[Your task]: Without the images, write out the whole listing exactly.

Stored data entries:
# # # #

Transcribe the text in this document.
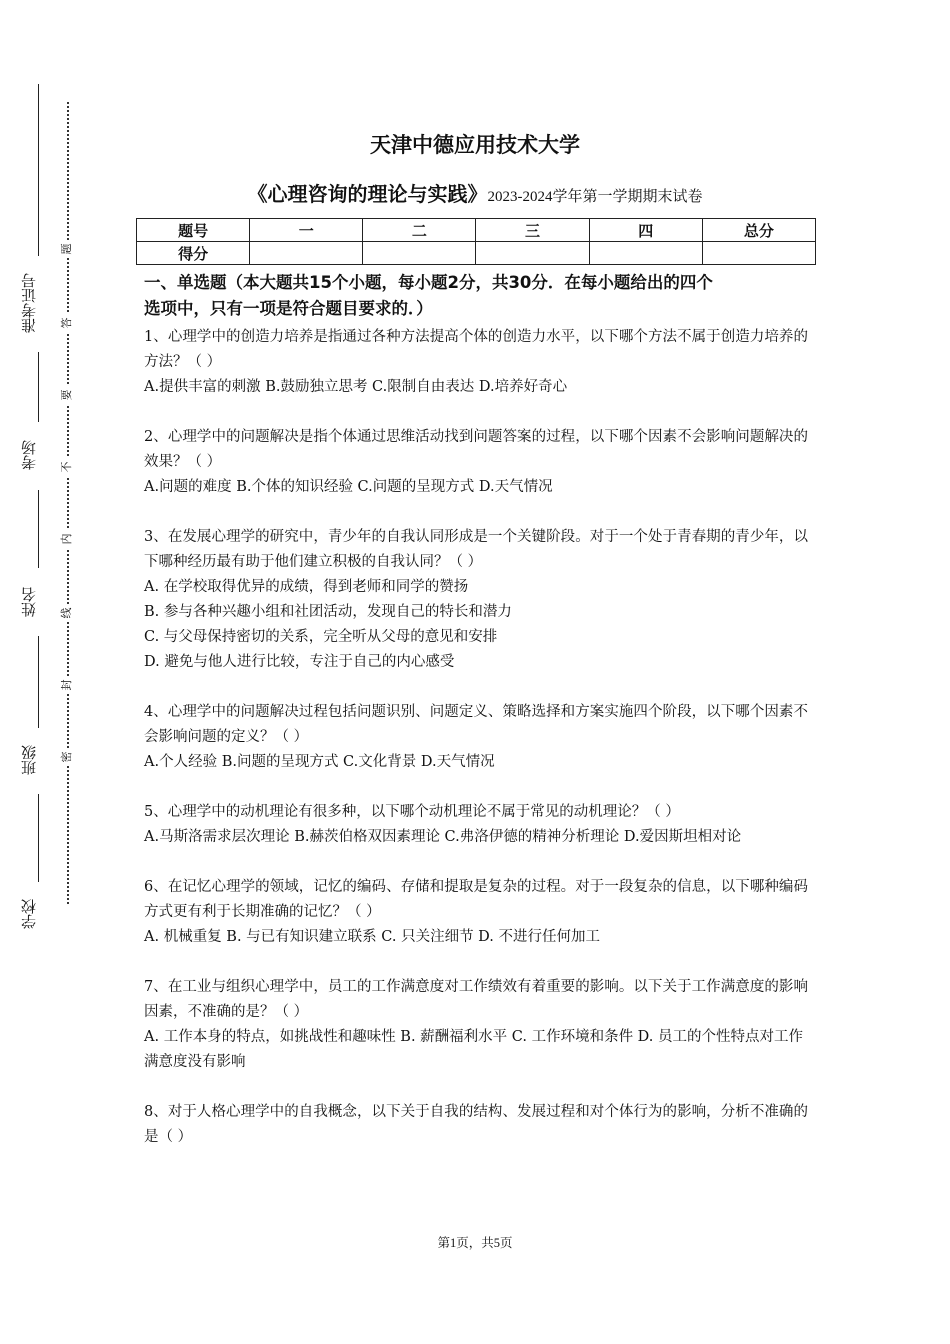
准考证号
考场
姓名
班级
学校
题
答
要
不
内
线
封
密
天津中德应用技术大学
《心理咨询的理论与实践》2023-2024学年第一学期期末试卷
题号	一	二	三	四	总分
得分					
一、单选题（本大题共15个小题，每小题2分，共30分．在每小题给出的四个
选项中，只有一项是符合题目要求的．）
1、心理学中的创造力培养是指通过各种方法提高个体的创造力水平，以下哪个方法不属于创造力培养的方法？（ ）
A.提供丰富的刺激 B.鼓励独立思考 C.限制自由表达 D.培养好奇心
2、心理学中的问题解决是指个体通过思维活动找到问题答案的过程，以下哪个因素不会影响问题解决的效果？（ ）
A.问题的难度 B.个体的知识经验 C.问题的呈现方式 D.天气情况
3、在发展心理学的研究中，青少年的自我认同形成是一个关键阶段。对于一个处于青春期的青少年，以下哪种经历最有助于他们建立积极的自我认同？（ ）
A. 在学校取得优异的成绩，得到老师和同学的赞扬
B. 参与各种兴趣小组和社团活动，发现自己的特长和潜力
C. 与父母保持密切的关系，完全听从父母的意见和安排
D. 避免与他人进行比较，专注于自己的内心感受
4、心理学中的问题解决过程包括问题识别、问题定义、策略选择和方案实施四个阶段，以下哪个因素不会影响问题的定义？（ ）
A.个人经验 B.问题的呈现方式 C.文化背景 D.天气情况
5、心理学中的动机理论有很多种，以下哪个动机理论不属于常见的动机理论？（ ）
A.马斯洛需求层次理论 B.赫茨伯格双因素理论 C.弗洛伊德的精神分析理论 D.爱因斯坦相对论
6、在记忆心理学的领域，记忆的编码、存储和提取是复杂的过程。对于一段复杂的信息，以下哪种编码方式更有利于长期准确的记忆？（ ）
A. 机械重复 B. 与已有知识建立联系 C. 只关注细节 D. 不进行任何加工
7、在工业与组织心理学中，员工的工作满意度对工作绩效有着重要的影响。以下关于工作满意度的影响因素，不准确的是？（ ）
A. 工作本身的特点，如挑战性和趣味性 B. 薪酬福利水平 C. 工作环境和条件 D. 员工的个性特点对工作满意度没有影响
8、对于人格心理学中的自我概念，以下关于自我的结构、发展过程和对个体行为的影响，分析不准确的是（ ）
第1页，共5页
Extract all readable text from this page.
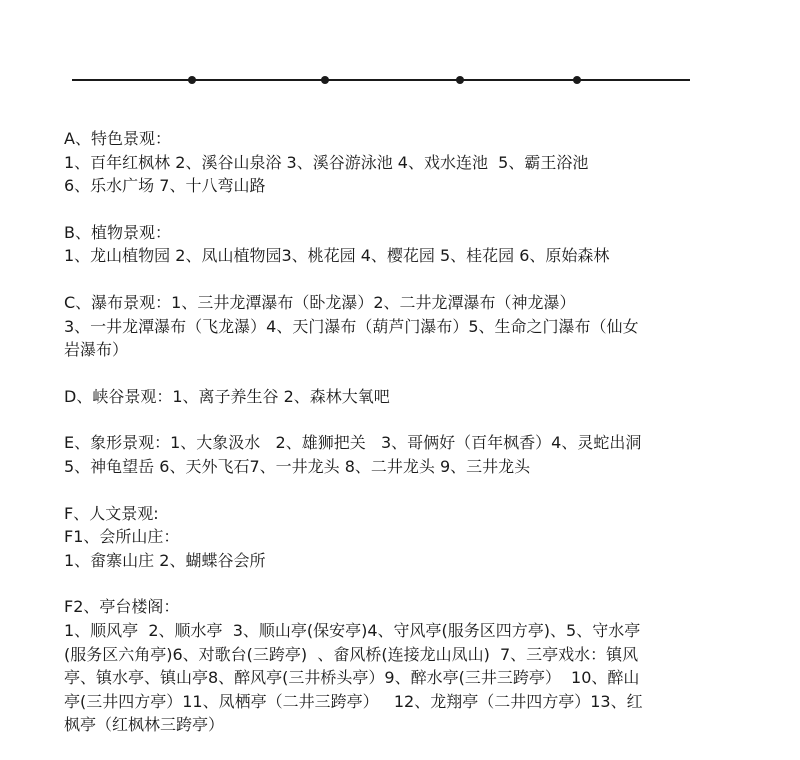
A、特色景观：
1、百年红枫林 2、溪谷山泉浴 3、溪谷游泳池 4、戏水连池  5、霸王浴池
6、乐水广场 7、十八弯山路
B、植物景观：
1、龙山植物园 2、凤山植物园3、桃花园 4、樱花园 5、桂花园 6、原始森林
C、瀑布景观：1、三井龙潭瀑布（卧龙瀑）2、二井龙潭瀑布（神龙瀑）
3、一井龙潭瀑布（飞龙瀑）4、天门瀑布（葫芦门瀑布）5、生命之门瀑布（仙女
岩瀑布）
D、峡谷景观：1、离子养生谷 2、森林大氧吧
E、象形景观：1、大象汲水   2、雄狮把关   3、哥俩好（百年枫香）4、灵蛇出洞
5、神龟望岳 6、天外飞石7、一井龙头 8、二井龙头 9、三井龙头
F、人文景观:
F1、会所山庄：
1、畲寨山庄 2、蝴蝶谷会所
F2、亭台楼阁：
1、顺风亭  2、顺水亭  3、顺山亭(保安亭)4、守风亭(服务区四方亭)、5、守水亭
(服务区六角亭)6、对歌台(三跨亭)  、畲风桥(连接龙山凤山)  7、三亭戏水：镇风
亭、镇水亭、镇山亭8、醉风亭(三井桥头亭）9、醉水亭(三井三跨亭）  10、醉山
亭(三井四方亭）11、凤栖亭（二井三跨亭）   12、龙翔亭（二井四方亭）13、红
枫亭（红枫林三跨亭）
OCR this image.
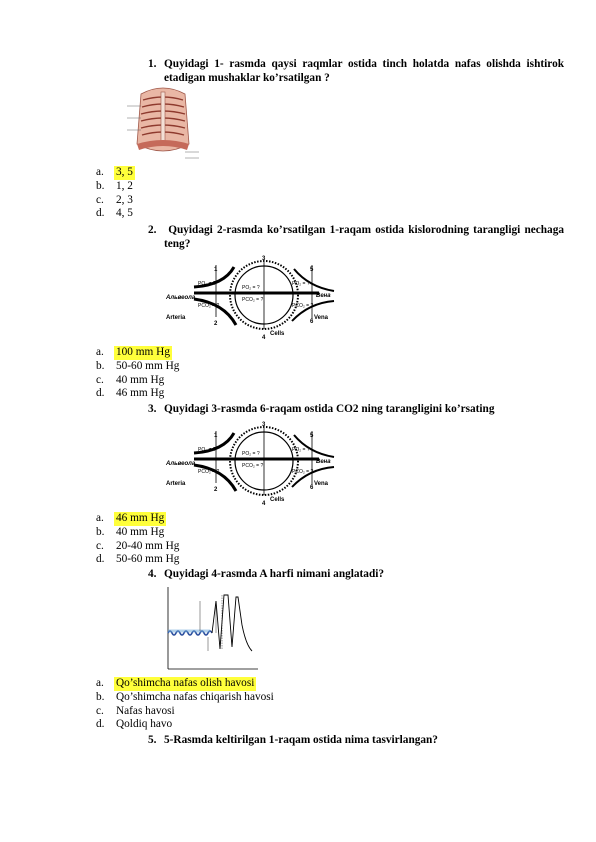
1. Quyidagi 1- rasmda qaysi raqmlar ostida tinch holatda nafas olishda ishtirok etadigan mushaklar ko’rsatilgan ?
a.	3, 5
b.	1, 2
c.	2, 3
d.	4, 5
2. Quyidagi 2-rasmda ko’rsatilgan 1-raqam ostida kislorodning tarangligi nechaga teng?
1
2
3
4
5
6
Альвеола	Вена
Arteria	Vena
Cells
PO₂ = ?
PCO₂ = ?
PO₂ = ?
PCO₂ = ?
PO₂ = ?
PCO₂ = ?
a.	100 mm Hg
b.	50-60 mm Hg
c.	40 mm Hg
d.	46 mm Hg
3. Quyidagi 3-rasmda 6-raqam ostida CO2 ning tarangligini ko’rsating
1
2
3
4
5
6
Альвеола	Вена
Arteria	Vena
Cells
PO₂ = ?
PCO₂ = ?
PO₂ = ?
PCO₂ = ?
PO₂ = ?
PCO₂ = ?
a.	46 mm Hg
b.	40 mm Hg
c.	20-40 mm Hg
d.	50-60 mm Hg
4. Quyidagi 4-rasmda A harfi nimani anglatadi?
a.	Qo’shimcha nafas olish havosi
b.	Qo’shimcha nafas chiqarish havosi
c.	Nafas havosi
d.	Qoldiq havo
5. 5-Rasmda keltirilgan 1-raqam ostida nima tasvirlangan?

# # # #

[Correct output]:
Transcribe the text in this document.
准考证号
考场
姓名
班级
学校
题
答
要
不
内
线
封
密
天津中德应用技术大学
《心理咨询的理论与实践》2023-2024学年第一学期期末试卷
题号	一	二	三	四	总分
得分					
一、单选题（本大题共15个小题，每小题2分，共30分．在每小题给出的四个
选项中，只有一项是符合题目要求的．）
1、心理学中的创造力培养是指通过各种方法提高个体的创造力水平，以下哪个方法不属于创造力培养的方法？（ ）
A.提供丰富的刺激 B.鼓励独立思考 C.限制自由表达 D.培养好奇心
2、心理学中的问题解决是指个体通过思维活动找到问题答案的过程，以下哪个因素不会影响问题解决的效果？（ ）
A.问题的难度 B.个体的知识经验 C.问题的呈现方式 D.天气情况
3、在发展心理学的研究中，青少年的自我认同形成是一个关键阶段。对于一个处于青春期的青少年，以下哪种经历最有助于他们建立积极的自我认同？（ ）
A. 在学校取得优异的成绩，得到老师和同学的赞扬
B. 参与各种兴趣小组和社团活动，发现自己的特长和潜力
C. 与父母保持密切的关系，完全听从父母的意见和安排
D. 避免与他人进行比较，专注于自己的内心感受
4、心理学中的问题解决过程包括问题识别、问题定义、策略选择和方案实施四个阶段，以下哪个因素不会影响问题的定义？（ ）
A.个人经验 B.问题的呈现方式 C.文化背景 D.天气情况
5、心理学中的动机理论有很多种，以下哪个动机理论不属于常见的动机理论？（ ）
A.马斯洛需求层次理论 B.赫茨伯格双因素理论 C.弗洛伊德的精神分析理论 D.爱因斯坦相对论
6、在记忆心理学的领域，记忆的编码、存储和提取是复杂的过程。对于一段复杂的信息，以下哪种编码方式更有利于长期准确的记忆？（ ）
A. 机械重复 B. 与已有知识建立联系 C. 只关注细节 D. 不进行任何加工
7、在工业与组织心理学中，员工的工作满意度对工作绩效有着重要的影响。以下关于工作满意度的影响因素，不准确的是？（ ）
A. 工作本身的特点，如挑战性和趣味性 B. 薪酬福利水平 C. 工作环境和条件 D. 员工的个性特点对工作满意度没有影响
8、对于人格心理学中的自我概念，以下关于自我的结构、发展过程和对个体行为的影响，分析不准确的是（ ）
第1页，共5页
Extract all readable text from this page.
A、特色景观：
1、百年红枫林 2、溪谷山泉浴 3、溪谷游泳池 4、戏水连池  5、霸王浴池
6、乐水广场 7、十八弯山路
B、植物景观：
1、龙山植物园 2、凤山植物园3、桃花园 4、樱花园 5、桂花园 6、原始森林
C、瀑布景观：1、三井龙潭瀑布（卧龙瀑）2、二井龙潭瀑布（神龙瀑）
3、一井龙潭瀑布（飞龙瀑）4、天门瀑布（葫芦门瀑布）5、生命之门瀑布（仙女
岩瀑布）
D、峡谷景观：1、离子养生谷 2、森林大氧吧
E、象形景观：1、大象汲水   2、雄狮把关   3、哥俩好（百年枫香）4、灵蛇出洞
5、神龟望岳 6、天外飞石7、一井龙头 8、二井龙头 9、三井龙头
F、人文景观:
F1、会所山庄：
1、畲寨山庄 2、蝴蝶谷会所
F2、亭台楼阁：
1、顺风亭  2、顺水亭  3、顺山亭(保安亭)4、守风亭(服务区四方亭)、5、守水亭
(服务区六角亭)6、对歌台(三跨亭)  、畲风桥(连接龙山凤山)  7、三亭戏水：镇风
亭、镇水亭、镇山亭8、醉风亭(三井桥头亭）9、醉水亭(三井三跨亭）  10、醉山
亭(三井四方亭）11、凤栖亭（二井三跨亭）   12、龙翔亭（二井四方亭）13、红
枫亭（红枫林三跨亭）
OCR this image.
1. Quyidagi 1- rasmda qaysi raqmlar ostida tinch holatda nafas olishda ishtirok etadigan mushaklar ko’rsatilgan ?
a.	3, 5
b.	1, 2
c.	2, 3
d.	4, 5
2. Quyidagi 2-rasmda ko’rsatilgan 1-raqam ostida kislorodning tarangligi nechaga teng?
1
2
3
4
5
6
Альвеола	Вена
Arteria	Vena
Cells
PO₂ = ?
PCO₂ = ?
PO₂ = ?
PCO₂ = ?
PO₂ = ?
PCO₂ = ?
a.	100 mm Hg
b.	50-60 mm Hg
c.	40 mm Hg
d.	46 mm Hg
3. Quyidagi 3-rasmda 6-raqam ostida CO2 ning tarangligini ko’rsating
1
2
3
4
5
6
Альвеола	Вена
Arteria	Vena
Cells
PO₂ = ?
PCO₂ = ?
PO₂ = ?
PCO₂ = ?
PO₂ = ?
PCO₂ = ?
a.	46 mm Hg
b.	40 mm Hg
c.	20-40 mm Hg
d.	50-60 mm Hg
4. Quyidagi 4-rasmda A harfi nimani anglatadi?
a.	Qo’shimcha nafas olish havosi
b.	Qo’shimcha nafas chiqarish havosi
c.	Nafas havosi
d.	Qoldiq havo
5. 5-Rasmda keltirilgan 1-raqam ostida nima tasvirlangan?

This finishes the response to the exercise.